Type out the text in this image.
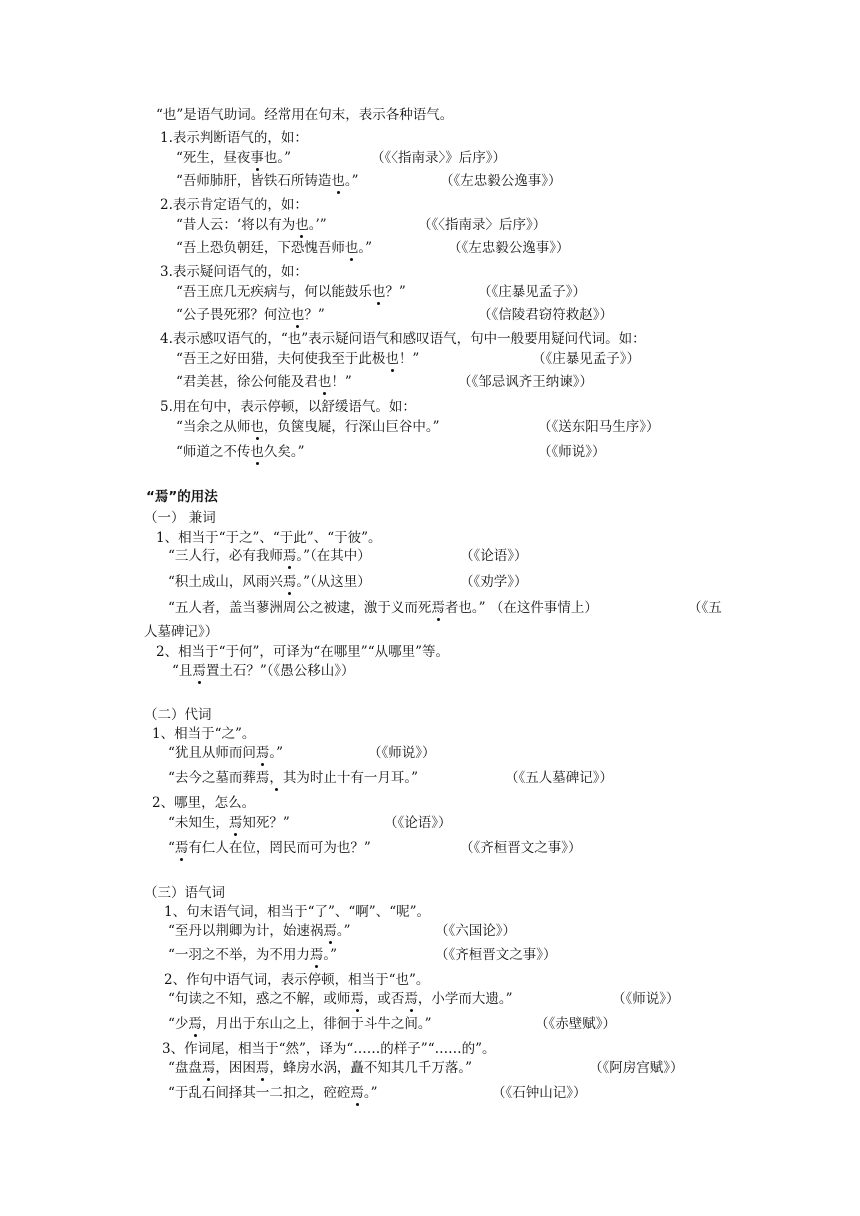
“也”是语气助词。经常用在句末，表示各种语气。
1.表示判断语气的，如：
“死生，昼夜事也。”	（《〈指南录〉》后序》）
“吾师肺肝，皆铁石所铸造也。”	（《左忠毅公逸事》）
2.表示肯定语气的，如：
“昔人云：‘将以有为也。’”	（《〈指南录〉后序》）
“吾上恐负朝廷，下恐愧吾师也。”	（《左忠毅公逸事》）
3.表示疑问语气的，如：
“吾王庶几无疾病与，何以能鼓乐也？”	（《庄暴见孟子》）
“公子畏死邪？何泣也？”	（《信陵君窃符救赵》）
4.表示感叹语气的，“也”表示疑问语气和感叹语气，句中一般要用疑问代词。如：
“吾王之好田猎，夫何使我至于此极也！”	（《庄暴见孟子》）
“君美甚，徐公何能及君也！”	（《邹忌讽齐王纳谏》）
5.用在句中，表示停顿，以舒缓语气。如：
“当余之从师也，负箧曳屣，行深山巨谷中。”	（《送东阳马生序》）
“师道之不传也久矣。”	（《师说》）
“焉”的用法
（一） 兼词
1、相当于“于之”、“于此”、“于彼”。
“三人行，必有我师焉。”（在其中）	（《论语》）
“积土成山，风雨兴焉。”（从这里）	（《劝学》）
“五人者，盖当蓼洲周公之被逮，激于义而死焉者也。” （在这件事情上）	（《五
人墓碑记》）
2、相当于“于何”，可译为“在哪里”“从哪里”等。
“且焉置土石？”（《愚公移山》）
（二）代词
1、相当于“之”。
“犹且从师而问焉。”	（《师说》）
“去今之墓而葬焉，其为时止十有一月耳。”	（《五人墓碑记》）
2、哪里，怎么。
“未知生，焉知死？”	（《论语》）
“焉有仁人在位，罔民而可为也？”	（《齐桓晋文之事》）
（三）语气词
1、句末语气词，相当于“了”、“啊”、“呢”。
“至丹以荆卿为计，始速祸焉。”	（《六国论》）
“一羽之不举，为不用力焉。”	（《齐桓晋文之事》）
2、作句中语气词，表示停顿，相当于“也”。
“句读之不知，惑之不解，或师焉，或否焉，小学而大遗。”	（《师说》）
“少焉，月出于东山之上，徘徊于斗牛之间。”	（《赤壁赋》）
3、作词尾，相当于“然”，译为“……的样子”“……的”。
“盘盘焉，困困焉，蜂房水涡，矗不知其几千万落。”	（《阿房宫赋》）
“于乱石间择其一二扣之，硿硿焉。”	（《石钟山记》）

------------------------

Check each line of the records above for the string "左忠毅公逸事", and report every line that has it.

“吾师肺肝，皆铁石所铸造也。”	（《左忠毅公逸事》）
“吾上恐负朝廷，下恐愧吾师也。”	（《左忠毅公逸事》）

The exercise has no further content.